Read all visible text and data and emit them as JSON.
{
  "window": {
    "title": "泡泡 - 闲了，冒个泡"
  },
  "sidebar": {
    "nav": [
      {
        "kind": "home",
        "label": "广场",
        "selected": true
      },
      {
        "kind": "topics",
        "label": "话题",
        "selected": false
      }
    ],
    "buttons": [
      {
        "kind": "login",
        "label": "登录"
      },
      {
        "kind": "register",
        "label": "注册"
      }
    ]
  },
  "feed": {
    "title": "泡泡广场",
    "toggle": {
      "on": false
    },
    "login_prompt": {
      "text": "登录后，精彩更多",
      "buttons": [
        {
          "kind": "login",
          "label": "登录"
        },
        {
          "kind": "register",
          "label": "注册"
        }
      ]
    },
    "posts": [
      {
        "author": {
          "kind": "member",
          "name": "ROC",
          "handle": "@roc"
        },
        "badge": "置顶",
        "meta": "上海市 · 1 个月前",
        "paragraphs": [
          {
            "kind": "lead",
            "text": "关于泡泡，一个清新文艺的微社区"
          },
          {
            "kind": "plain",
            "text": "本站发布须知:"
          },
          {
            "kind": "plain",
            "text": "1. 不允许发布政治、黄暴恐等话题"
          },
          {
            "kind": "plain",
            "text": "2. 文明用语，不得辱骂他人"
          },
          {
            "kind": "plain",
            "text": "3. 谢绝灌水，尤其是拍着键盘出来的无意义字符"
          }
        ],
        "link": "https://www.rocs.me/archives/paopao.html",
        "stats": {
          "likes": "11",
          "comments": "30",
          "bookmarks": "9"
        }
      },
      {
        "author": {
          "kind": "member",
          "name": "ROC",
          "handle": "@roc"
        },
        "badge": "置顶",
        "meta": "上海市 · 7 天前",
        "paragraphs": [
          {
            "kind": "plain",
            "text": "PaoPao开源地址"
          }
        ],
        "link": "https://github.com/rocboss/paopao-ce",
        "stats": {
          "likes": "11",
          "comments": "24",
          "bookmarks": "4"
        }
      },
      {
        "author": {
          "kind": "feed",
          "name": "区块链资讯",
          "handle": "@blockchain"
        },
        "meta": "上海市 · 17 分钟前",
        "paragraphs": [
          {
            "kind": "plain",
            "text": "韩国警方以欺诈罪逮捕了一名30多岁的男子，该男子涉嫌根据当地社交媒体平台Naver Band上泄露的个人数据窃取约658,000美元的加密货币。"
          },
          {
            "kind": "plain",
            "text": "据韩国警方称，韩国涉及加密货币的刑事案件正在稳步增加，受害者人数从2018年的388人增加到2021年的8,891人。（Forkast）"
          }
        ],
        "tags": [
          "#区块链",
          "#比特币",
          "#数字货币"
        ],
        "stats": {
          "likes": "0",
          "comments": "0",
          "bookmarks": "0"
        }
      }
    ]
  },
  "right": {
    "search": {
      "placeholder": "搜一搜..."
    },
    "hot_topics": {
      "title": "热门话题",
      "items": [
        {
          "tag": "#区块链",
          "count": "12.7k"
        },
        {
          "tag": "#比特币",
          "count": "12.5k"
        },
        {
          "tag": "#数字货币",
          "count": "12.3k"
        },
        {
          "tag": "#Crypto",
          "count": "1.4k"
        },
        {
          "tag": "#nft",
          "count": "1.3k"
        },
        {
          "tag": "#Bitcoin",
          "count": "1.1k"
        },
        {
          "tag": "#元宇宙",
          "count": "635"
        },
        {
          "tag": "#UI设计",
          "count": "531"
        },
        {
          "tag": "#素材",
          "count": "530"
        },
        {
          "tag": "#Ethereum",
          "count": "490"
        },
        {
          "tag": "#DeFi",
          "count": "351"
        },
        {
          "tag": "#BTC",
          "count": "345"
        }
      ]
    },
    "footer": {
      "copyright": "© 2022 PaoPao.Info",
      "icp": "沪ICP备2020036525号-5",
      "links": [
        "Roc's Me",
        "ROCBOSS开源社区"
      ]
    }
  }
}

***

▶ [Directions for this task] Repeat all of the records above exactly as written.

▶ [Output of the exercise]
Read all visible text and data and emit them as JSON.
{
  "window": {
    "title": "泡泡 - 闲了，冒个泡"
  },
  "sidebar": {
    "nav": [
      {
        "kind": "home",
        "label": "广场",
        "selected": true
      },
      {
        "kind": "topics",
        "label": "话题",
        "selected": false
      }
    ],
    "buttons": [
      {
        "kind": "login",
        "label": "登录"
      },
      {
        "kind": "register",
        "label": "注册"
      }
    ]
  },
  "feed": {
    "title": "泡泡广场",
    "toggle": {
      "on": false
    },
    "login_prompt": {
      "text": "登录后，精彩更多",
      "buttons": [
        {
          "kind": "login",
          "label": "登录"
        },
        {
          "kind": "register",
          "label": "注册"
        }
      ]
    },
    "posts": [
      {
        "author": {
          "kind": "member",
          "name": "ROC",
          "handle": "@roc"
        },
        "badge": "置顶",
        "meta": "上海市 · 1 个月前",
        "paragraphs": [
          {
            "kind": "lead",
            "text": "关于泡泡，一个清新文艺的微社区"
          },
          {
            "kind": "plain",
            "text": "本站发布须知:"
          },
          {
            "kind": "plain",
            "text": "1. 不允许发布政治、黄暴恐等话题"
          },
          {
            "kind": "plain",
            "text": "2. 文明用语，不得辱骂他人"
          },
          {
            "kind": "plain",
            "text": "3. 谢绝灌水，尤其是拍着键盘出来的无意义字符"
          }
        ],
        "link": "https://www.rocs.me/archives/paopao.html",
        "stats": {
          "likes": "11",
          "comments": "30",
          "bookmarks": "9"
        }
      },
      {
        "author": {
          "kind": "member",
          "name": "ROC",
          "handle": "@roc"
        },
        "badge": "置顶",
        "meta": "上海市 · 7 天前",
        "paragraphs": [
          {
            "kind": "plain",
            "text": "PaoPao开源地址"
          }
        ],
        "link": "https://github.com/rocboss/paopao-ce",
        "stats": {
          "likes": "11",
          "comments": "24",
          "bookmarks": "4"
        }
      },
      {
        "author": {
          "kind": "feed",
          "name": "区块链资讯",
          "handle": "@blockchain"
        },
        "meta": "上海市 · 17 分钟前",
        "paragraphs": [
          {
            "kind": "plain",
            "text": "韩国警方以欺诈罪逮捕了一名30多岁的男子，该男子涉嫌根据当地社交媒体平台Naver Band上泄露的个人数据窃取约658,000美元的加密货币。"
          },
          {
            "kind": "plain",
            "text": "据韩国警方称，韩国涉及加密货币的刑事案件正在稳步增加，受害者人数从2018年的388人增加到2021年的8,891人。（Forkast）"
          }
        ],
        "tags": [
          "#区块链",
          "#比特币",
          "#数字货币"
        ],
        "stats": {
          "likes": "0",
          "comments": "0",
          "bookmarks": "0"
        }
      }
    ]
  },
  "right": {
    "search": {
      "placeholder": "搜一搜..."
    },
    "hot_topics": {
      "title": "热门话题",
      "items": [
        {
          "tag": "#区块链",
          "count": "12.7k"
        },
        {
          "tag": "#比特币",
          "count": "12.5k"
        },
        {
          "tag": "#数字货币",
          "count": "12.3k"
        },
        {
          "tag": "#Crypto",
          "count": "1.4k"
        },
        {
          "tag": "#nft",
          "count": "1.3k"
        },
        {
          "tag": "#Bitcoin",
          "count": "1.1k"
        },
        {
          "tag": "#元宇宙",
          "count": "635"
        },
        {
          "tag": "#UI设计",
          "count": "531"
        },
        {
          "tag": "#素材",
          "count": "530"
        },
        {
          "tag": "#Ethereum",
          "count": "490"
        },
        {
          "tag": "#DeFi",
          "count": "351"
        },
        {
          "tag": "#BTC",
          "count": "345"
        }
      ]
    },
    "footer": {
      "copyright": "© 2022 PaoPao.Info",
      "icp": "沪ICP备2020036525号-5",
      "links": [
        "Roc's Me",
        "ROCBOSS开源社区"
      ]
    }
  }
}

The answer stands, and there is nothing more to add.